- **Set problem**
Arrange the lines of the rows below as a Markdown table with the columns "No." and "Line," starting at the first line and ending with the line that contains "bottom-h-label: 28: [200, 437, 218, 455]", both included. Number each line and skip any blank lines.

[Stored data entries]

——

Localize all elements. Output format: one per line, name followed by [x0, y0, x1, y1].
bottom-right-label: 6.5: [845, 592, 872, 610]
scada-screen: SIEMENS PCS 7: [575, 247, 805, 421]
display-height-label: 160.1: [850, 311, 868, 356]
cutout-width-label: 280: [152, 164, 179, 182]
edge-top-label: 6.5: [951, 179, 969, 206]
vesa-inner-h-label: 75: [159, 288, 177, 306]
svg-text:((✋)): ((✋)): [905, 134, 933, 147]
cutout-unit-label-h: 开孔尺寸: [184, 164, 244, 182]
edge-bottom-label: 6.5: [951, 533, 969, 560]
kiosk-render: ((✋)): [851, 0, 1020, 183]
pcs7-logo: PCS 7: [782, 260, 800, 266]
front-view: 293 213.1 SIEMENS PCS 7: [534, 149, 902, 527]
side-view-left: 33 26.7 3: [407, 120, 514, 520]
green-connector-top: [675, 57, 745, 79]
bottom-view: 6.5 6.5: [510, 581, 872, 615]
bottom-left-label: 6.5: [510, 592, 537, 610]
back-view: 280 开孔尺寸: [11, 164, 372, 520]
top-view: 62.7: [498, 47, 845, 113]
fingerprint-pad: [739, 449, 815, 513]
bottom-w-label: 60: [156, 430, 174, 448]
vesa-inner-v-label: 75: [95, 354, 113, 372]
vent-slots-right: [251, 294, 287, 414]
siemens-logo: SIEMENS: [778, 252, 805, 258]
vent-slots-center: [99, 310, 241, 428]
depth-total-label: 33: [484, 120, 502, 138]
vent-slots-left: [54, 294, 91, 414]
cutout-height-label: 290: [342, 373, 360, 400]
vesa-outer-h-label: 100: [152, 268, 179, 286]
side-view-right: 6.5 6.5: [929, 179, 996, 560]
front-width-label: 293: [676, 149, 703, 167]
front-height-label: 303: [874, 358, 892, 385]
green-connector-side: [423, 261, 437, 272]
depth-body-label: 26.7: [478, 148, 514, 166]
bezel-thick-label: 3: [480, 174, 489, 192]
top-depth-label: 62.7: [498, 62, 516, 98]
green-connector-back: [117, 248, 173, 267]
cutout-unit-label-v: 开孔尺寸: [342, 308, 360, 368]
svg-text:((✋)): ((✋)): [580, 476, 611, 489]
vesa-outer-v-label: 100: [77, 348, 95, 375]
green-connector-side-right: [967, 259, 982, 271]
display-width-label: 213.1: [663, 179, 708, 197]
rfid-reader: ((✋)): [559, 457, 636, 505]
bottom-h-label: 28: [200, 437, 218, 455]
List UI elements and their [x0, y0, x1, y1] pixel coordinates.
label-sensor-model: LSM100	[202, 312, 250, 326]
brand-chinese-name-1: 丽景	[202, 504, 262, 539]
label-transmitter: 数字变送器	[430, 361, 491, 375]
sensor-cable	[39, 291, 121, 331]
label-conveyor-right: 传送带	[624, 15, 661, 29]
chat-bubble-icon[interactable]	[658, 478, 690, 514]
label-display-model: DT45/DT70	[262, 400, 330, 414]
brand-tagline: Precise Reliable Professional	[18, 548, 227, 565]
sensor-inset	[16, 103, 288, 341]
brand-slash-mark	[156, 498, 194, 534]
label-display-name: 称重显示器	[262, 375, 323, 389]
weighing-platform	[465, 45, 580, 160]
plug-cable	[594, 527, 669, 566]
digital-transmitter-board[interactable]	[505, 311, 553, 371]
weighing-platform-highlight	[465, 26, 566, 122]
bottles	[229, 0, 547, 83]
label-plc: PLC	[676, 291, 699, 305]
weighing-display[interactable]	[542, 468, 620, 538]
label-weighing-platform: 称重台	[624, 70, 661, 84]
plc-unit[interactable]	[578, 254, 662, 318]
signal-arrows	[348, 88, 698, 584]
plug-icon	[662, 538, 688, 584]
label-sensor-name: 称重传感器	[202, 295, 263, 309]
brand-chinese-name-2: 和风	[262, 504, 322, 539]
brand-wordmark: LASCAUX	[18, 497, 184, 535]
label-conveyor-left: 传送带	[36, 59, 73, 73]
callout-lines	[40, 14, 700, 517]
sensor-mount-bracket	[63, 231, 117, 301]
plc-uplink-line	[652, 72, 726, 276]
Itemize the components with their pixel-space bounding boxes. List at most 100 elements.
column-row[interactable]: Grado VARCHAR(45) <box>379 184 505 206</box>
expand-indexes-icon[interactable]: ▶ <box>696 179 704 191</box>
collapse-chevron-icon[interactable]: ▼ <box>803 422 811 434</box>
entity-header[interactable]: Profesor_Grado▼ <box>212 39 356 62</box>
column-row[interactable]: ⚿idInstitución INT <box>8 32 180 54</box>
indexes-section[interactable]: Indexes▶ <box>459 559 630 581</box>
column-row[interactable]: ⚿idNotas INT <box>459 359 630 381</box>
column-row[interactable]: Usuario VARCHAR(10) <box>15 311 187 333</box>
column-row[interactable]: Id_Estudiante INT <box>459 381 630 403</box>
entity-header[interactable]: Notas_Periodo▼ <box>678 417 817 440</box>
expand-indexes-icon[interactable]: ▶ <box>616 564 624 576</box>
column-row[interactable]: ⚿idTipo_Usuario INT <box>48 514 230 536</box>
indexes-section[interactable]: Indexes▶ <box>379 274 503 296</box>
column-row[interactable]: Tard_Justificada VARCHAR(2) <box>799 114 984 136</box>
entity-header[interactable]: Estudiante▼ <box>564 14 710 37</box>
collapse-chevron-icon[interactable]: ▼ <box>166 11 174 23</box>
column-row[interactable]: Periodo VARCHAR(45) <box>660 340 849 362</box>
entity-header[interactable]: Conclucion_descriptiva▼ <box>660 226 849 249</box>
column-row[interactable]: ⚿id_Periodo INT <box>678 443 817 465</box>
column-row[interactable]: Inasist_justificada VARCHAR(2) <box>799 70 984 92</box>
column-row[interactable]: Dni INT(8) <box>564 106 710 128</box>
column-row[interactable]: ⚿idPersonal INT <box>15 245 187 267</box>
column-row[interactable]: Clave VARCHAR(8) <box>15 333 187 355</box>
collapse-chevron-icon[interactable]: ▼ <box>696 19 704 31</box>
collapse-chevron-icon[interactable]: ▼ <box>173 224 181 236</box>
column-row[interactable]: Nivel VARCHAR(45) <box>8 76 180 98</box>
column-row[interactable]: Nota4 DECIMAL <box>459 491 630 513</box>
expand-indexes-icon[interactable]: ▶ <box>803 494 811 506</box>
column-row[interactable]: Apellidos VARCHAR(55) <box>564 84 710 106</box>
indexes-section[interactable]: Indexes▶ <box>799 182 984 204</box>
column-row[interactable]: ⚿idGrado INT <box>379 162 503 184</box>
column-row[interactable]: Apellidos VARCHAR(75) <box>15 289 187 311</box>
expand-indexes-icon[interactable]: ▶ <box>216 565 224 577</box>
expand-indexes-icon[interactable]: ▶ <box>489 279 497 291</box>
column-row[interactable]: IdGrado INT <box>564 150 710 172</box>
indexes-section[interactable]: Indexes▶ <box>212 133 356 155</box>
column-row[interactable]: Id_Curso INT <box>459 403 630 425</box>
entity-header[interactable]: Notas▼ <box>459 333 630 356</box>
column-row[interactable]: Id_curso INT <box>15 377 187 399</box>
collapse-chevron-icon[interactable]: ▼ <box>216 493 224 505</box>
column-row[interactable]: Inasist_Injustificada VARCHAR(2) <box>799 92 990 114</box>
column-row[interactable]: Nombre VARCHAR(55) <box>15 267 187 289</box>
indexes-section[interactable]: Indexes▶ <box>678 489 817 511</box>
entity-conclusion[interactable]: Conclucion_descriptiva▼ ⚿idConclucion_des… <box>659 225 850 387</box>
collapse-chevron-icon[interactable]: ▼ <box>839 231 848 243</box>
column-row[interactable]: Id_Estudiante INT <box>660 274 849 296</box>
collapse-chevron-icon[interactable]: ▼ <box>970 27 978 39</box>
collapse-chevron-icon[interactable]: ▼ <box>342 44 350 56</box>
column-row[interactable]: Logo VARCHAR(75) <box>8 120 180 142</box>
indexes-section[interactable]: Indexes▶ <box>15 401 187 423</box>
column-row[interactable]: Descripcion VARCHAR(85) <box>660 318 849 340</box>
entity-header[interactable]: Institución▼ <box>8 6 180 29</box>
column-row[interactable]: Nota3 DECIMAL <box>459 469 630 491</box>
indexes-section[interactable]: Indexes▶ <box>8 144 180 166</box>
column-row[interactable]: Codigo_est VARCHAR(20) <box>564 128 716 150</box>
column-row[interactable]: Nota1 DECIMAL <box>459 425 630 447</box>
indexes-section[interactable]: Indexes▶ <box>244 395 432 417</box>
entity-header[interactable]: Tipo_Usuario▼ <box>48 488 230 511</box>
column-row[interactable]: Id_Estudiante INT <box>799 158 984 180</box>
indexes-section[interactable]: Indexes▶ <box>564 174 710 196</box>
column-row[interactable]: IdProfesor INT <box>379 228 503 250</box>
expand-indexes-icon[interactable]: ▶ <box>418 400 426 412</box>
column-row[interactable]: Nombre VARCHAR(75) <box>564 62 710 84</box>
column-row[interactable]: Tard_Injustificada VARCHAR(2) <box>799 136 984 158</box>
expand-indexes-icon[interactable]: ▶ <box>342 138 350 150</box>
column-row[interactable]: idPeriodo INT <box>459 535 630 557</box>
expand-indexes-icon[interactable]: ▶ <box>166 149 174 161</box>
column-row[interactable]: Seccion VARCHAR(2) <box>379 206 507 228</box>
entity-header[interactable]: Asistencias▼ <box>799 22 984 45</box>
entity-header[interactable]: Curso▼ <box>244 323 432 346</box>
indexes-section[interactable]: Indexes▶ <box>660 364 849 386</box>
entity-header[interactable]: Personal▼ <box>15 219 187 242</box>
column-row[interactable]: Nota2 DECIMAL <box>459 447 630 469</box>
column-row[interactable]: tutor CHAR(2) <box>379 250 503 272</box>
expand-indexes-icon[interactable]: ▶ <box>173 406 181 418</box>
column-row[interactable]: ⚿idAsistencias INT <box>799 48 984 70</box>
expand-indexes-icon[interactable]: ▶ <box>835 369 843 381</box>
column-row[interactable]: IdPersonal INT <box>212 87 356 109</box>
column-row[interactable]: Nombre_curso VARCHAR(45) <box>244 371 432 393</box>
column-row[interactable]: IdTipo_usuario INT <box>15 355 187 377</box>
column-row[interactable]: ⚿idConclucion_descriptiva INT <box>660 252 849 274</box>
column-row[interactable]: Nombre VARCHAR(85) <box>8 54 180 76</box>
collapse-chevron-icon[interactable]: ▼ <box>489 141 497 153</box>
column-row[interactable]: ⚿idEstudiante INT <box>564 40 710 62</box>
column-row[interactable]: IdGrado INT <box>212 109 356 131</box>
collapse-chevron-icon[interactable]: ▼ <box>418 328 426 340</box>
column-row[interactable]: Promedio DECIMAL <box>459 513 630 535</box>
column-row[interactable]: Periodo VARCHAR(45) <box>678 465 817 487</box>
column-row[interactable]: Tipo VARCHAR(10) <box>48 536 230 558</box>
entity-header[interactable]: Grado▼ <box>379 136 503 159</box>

——

- **Response**
| No. | Line |
|---|---|
| 1 | Localize all elements. Output format: one per line, name followed by [x0, y0, x1, y1]. |
| 2 | bottom-right-label: 6.5: [845, 592, 872, 610] |
| 3 | scada-screen: SIEMENS PCS 7: [575, 247, 805, 421] |
| 4 | display-height-label: 160.1: [850, 311, 868, 356] |
| 5 | cutout-width-label: 280: [152, 164, 179, 182] |
| 6 | edge-top-label: 6.5: [951, 179, 969, 206] |
| 7 | vesa-inner-h-label: 75: [159, 288, 177, 306] |
| 8 | svg-text:((✋)): ((✋)): [905, 134, 933, 147] |
| 9 | cutout-unit-label-h: 开孔尺寸: [184, 164, 244, 182] |
| 10 | edge-bottom-label: 6.5: [951, 533, 969, 560] |
| 11 | kiosk-render: ((✋)): [851, 0, 1020, 183] |
| 12 | pcs7-logo: PCS 7: [782, 260, 800, 266] |
| 13 | front-view: 293 213.1 SIEMENS PCS 7: [534, 149, 902, 527] |
| 14 | side-view-left: 33 26.7 3: [407, 120, 514, 520] |
| 15 | green-connector-top: [675, 57, 745, 79] |
| 16 | bottom-view: 6.5 6.5: [510, 581, 872, 615] |
| 17 | bottom-left-label: 6.5: [510, 592, 537, 610] |
| 18 | back-view: 280 开孔尺寸: [11, 164, 372, 520] |
| 19 | top-view: 62.7: [498, 47, 845, 113] |
| 20 | fingerprint-pad: [739, 449, 815, 513] |
| 21 | bottom-w-label: 60: [156, 430, 174, 448] |
| 22 | vesa-inner-v-label: 75: [95, 354, 113, 372] |
| 23 | vent-slots-right: [251, 294, 287, 414] |
| 24 | siemens-logo: SIEMENS: [778, 252, 805, 258] |
| 25 | vent-slots-center: [99, 310, 241, 428] |
| 26 | depth-total-label: 33: [484, 120, 502, 138] |
| 27 | vent-slots-left: [54, 294, 91, 414] |
| 28 | cutout-height-label: 290: [342, 373, 360, 400] |
| 29 | vesa-outer-h-label: 100: [152, 268, 179, 286] |
| 30 | side-view-right: 6.5 6.5: [929, 179, 996, 560] |
| 31 | front-width-label: 293: [676, 149, 703, 167] |
| 32 | front-height-label: 303: [874, 358, 892, 385] |
| 33 | green-connector-side: [423, 261, 437, 272] |
| 34 | depth-body-label: 26.7: [478, 148, 514, 166] |
| 35 | bezel-thick-label: 3: [480, 174, 489, 192] |
| 36 | top-depth-label: 62.7: [498, 62, 516, 98] |
| 37 | green-connector-back: [117, 248, 173, 267] |
| 38 | cutout-unit-label-v: 开孔尺寸: [342, 308, 360, 368] |
| 39 | svg-text:((✋)): ((✋)): [580, 476, 611, 489] |
| 40 | vesa-outer-v-label: 100: [77, 348, 95, 375] |
| 41 | green-connector-side-right: [967, 259, 982, 271] |
| 42 | display-width-label: 213.1: [663, 179, 708, 197] |
| 43 | rfid-reader: ((✋)): [559, 457, 636, 505] |
| 44 | bottom-h-label: 28: [200, 437, 218, 455] |